A Promotoria do Patrimônio Público de Patos ajuizou
uma ação civil de improbidade administrativa contra a prefeita de Patos,
Francisca Gomes Araújo Mota, pela prática de atos de nepotismo com a nomeação
de 21 pessoas em situação de parentesco – entre as quais a própria filha – e
com subordinação hierárquica para cargos comissionados ou temporários da
prefeitura de Patos.
Na ação, o Ministério Público requer ainda que o
Município se abstenha de realizar nomeações, contratações por excepcional
interesse público ou contratações de empresa para prestação de serviços com
sócios ou funcionários que tenham parentes até o terceiro grau,
independentemente de subordinação hierárquica.
De acordo com o promotor Alberto Vinícius Cartaxo,
essa conduta ofende amplamente a Súmula nº 13 do Supremo Tribunal Federal, e
parcialmente a Lei Municipal nº 3.543/2006 de Patos. “Tais nomeações e
contratações são afrontas aos princípios da impessoalidade e da moralidade”,
complementa.
Em julho, a Promotoria chegou a expedir
recomendação que previa a tomada de medidas no combate à acumulação de cargos e
ao nepotismo, mas foi ignorada pela Prefeitura de Patos.
Na ação, o promotor destaca que, até o afastamento
da prefeita, decorrente de uma determinação da Justiça Federal, no último dia 9
de setembro, as situações de nepotismo perduraram sem qualquer modificação
relevante.

☆ ☆ ☆ ☆ ☆

▸ Tarefas:
A. Responda, com base na notícia sobre a ação contra a prefeita de Patos:
(i) Quantas pessoas em situação de parentesco foram nomeadas, segundo a ação?
(ii) Qual súmula do Supremo Tribunal Federal o promotor diz ser ofendida?
(iii) Em que mês a Promotoria expediu a recomendação que foi ignorada?
B. Passe para o inglês esta frase da notícia sobre a ação contra a prefeita de Patos: "Em julho, a Promotoria chegou a expedir recomendação que previa a tomada de medidas no combate à acumulação de cargos e ao nepotismo, mas foi ignorada pela Prefeitura de Patos."
C. Redigite o trecho da notícia sobre a ação contra a prefeita de Patos, começando em "Em julho, a" e seguindo até "pela Prefeitura de Patos.".

☆ ☆ ☆ ☆ ☆

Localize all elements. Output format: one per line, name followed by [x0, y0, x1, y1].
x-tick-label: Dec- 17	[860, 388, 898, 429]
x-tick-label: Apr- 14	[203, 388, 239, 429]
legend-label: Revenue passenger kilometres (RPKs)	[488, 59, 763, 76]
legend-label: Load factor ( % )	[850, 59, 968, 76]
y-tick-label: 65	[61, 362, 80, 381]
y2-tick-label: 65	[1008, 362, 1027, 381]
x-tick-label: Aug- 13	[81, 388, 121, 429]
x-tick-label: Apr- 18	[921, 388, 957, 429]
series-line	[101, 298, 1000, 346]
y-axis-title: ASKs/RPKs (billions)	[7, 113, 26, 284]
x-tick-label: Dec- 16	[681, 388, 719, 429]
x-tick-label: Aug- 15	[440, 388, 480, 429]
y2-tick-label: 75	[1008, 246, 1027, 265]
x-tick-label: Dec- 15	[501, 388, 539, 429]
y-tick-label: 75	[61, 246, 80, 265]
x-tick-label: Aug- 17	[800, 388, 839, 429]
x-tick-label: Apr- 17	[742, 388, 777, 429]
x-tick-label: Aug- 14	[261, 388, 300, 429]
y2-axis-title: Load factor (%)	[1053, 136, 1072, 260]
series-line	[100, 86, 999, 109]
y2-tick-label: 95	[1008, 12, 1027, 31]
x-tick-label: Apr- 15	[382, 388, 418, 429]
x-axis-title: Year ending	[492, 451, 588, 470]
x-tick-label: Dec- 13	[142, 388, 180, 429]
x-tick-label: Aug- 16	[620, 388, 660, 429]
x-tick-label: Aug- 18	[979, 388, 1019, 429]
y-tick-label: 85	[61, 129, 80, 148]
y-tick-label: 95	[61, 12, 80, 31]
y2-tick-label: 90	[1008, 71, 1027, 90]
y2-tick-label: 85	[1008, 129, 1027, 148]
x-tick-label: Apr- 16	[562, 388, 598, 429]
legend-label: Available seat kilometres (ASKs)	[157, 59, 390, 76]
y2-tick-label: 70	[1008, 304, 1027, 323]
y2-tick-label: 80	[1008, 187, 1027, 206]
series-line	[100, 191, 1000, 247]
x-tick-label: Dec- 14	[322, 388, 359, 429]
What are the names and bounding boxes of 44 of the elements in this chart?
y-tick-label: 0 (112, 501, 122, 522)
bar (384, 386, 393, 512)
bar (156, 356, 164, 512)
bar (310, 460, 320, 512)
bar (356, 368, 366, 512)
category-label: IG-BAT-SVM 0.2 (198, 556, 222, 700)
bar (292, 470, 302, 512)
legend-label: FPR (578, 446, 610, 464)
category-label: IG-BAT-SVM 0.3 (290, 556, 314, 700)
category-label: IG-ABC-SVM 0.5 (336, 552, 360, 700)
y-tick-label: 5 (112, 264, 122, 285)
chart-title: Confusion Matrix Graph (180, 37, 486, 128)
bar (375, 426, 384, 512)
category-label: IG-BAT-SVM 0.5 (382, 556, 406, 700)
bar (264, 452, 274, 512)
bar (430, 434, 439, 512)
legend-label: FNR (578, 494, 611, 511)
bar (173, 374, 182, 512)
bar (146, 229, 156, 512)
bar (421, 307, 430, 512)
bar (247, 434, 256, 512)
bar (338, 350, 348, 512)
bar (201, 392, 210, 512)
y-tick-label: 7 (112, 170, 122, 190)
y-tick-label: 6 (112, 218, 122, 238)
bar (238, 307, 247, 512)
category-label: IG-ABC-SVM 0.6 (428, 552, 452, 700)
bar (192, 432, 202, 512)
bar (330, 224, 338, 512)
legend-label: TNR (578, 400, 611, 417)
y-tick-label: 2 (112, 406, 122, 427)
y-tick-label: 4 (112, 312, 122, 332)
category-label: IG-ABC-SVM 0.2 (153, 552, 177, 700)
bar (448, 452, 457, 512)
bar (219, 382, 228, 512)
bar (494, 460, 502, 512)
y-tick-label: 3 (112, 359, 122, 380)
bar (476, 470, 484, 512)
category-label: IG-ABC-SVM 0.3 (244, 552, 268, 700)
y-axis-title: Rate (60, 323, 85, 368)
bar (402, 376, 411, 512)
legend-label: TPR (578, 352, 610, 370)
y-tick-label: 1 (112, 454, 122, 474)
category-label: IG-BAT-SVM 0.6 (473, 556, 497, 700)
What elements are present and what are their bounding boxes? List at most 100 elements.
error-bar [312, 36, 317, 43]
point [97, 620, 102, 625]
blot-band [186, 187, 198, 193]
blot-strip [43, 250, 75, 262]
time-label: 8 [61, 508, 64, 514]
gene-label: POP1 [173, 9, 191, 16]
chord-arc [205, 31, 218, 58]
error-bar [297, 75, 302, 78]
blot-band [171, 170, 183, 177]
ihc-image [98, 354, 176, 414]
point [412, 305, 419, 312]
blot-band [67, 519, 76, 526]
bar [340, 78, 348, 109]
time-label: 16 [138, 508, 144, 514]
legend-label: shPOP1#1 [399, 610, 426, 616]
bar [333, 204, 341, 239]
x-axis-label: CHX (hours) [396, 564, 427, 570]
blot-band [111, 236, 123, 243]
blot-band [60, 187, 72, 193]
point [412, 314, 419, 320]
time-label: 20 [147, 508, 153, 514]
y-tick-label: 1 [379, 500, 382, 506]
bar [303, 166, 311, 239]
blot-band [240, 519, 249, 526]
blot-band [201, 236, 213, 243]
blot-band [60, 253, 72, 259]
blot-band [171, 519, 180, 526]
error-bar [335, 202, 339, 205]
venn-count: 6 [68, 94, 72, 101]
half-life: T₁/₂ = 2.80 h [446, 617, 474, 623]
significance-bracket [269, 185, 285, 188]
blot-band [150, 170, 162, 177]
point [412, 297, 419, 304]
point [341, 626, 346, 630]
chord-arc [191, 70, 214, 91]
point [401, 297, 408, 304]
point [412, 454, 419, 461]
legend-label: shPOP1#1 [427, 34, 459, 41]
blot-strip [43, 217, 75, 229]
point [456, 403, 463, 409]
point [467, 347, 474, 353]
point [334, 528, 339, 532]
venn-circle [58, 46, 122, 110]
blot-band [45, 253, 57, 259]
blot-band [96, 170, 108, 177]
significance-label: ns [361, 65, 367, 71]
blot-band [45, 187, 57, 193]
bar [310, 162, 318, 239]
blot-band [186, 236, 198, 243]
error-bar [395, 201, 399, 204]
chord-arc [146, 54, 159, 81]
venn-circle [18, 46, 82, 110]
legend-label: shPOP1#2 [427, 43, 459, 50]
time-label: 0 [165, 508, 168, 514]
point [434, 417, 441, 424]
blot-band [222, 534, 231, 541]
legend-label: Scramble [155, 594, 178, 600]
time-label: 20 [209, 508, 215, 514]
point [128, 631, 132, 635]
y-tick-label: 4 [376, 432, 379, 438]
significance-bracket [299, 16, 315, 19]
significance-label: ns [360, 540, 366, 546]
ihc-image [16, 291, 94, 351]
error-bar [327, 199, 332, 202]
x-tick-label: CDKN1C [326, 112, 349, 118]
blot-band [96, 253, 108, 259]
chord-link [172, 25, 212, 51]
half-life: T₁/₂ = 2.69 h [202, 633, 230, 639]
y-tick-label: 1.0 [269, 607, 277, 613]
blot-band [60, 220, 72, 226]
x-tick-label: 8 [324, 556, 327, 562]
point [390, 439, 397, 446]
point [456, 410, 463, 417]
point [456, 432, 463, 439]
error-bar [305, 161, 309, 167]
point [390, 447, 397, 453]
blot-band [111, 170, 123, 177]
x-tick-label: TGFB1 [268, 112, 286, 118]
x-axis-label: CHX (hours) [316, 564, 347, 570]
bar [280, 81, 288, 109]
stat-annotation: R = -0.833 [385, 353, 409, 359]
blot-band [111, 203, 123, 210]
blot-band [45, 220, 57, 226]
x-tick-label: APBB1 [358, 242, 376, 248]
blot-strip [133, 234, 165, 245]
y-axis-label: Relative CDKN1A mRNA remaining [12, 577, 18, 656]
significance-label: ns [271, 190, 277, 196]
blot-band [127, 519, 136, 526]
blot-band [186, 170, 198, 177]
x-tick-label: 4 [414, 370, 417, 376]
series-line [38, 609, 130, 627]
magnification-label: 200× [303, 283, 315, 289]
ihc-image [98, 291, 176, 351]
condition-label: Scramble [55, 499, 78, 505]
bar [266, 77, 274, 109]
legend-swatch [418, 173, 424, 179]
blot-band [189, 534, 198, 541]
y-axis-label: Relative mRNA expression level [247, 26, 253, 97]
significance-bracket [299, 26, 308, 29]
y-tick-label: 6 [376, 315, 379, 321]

☆ ☆ ☆ ☆ ☆

▸ Respostas por item:
A.
(i) 21 pessoas.
(ii) A Súmula nº 13.
(iii) Em julho.

B. In July, the Prosecutor's Office went as far as issuing a recommendation calling for measures to combat the holding of multiple public posts and nepotism, but it was ignored by the Patos city government.

C.
Em julho, a Promotoria chegou a expedir
recomendação que previa a tomada de medidas no combate à acumulação de cargos e
ao nepotismo, mas foi ignorada pela Prefeitura de Patos.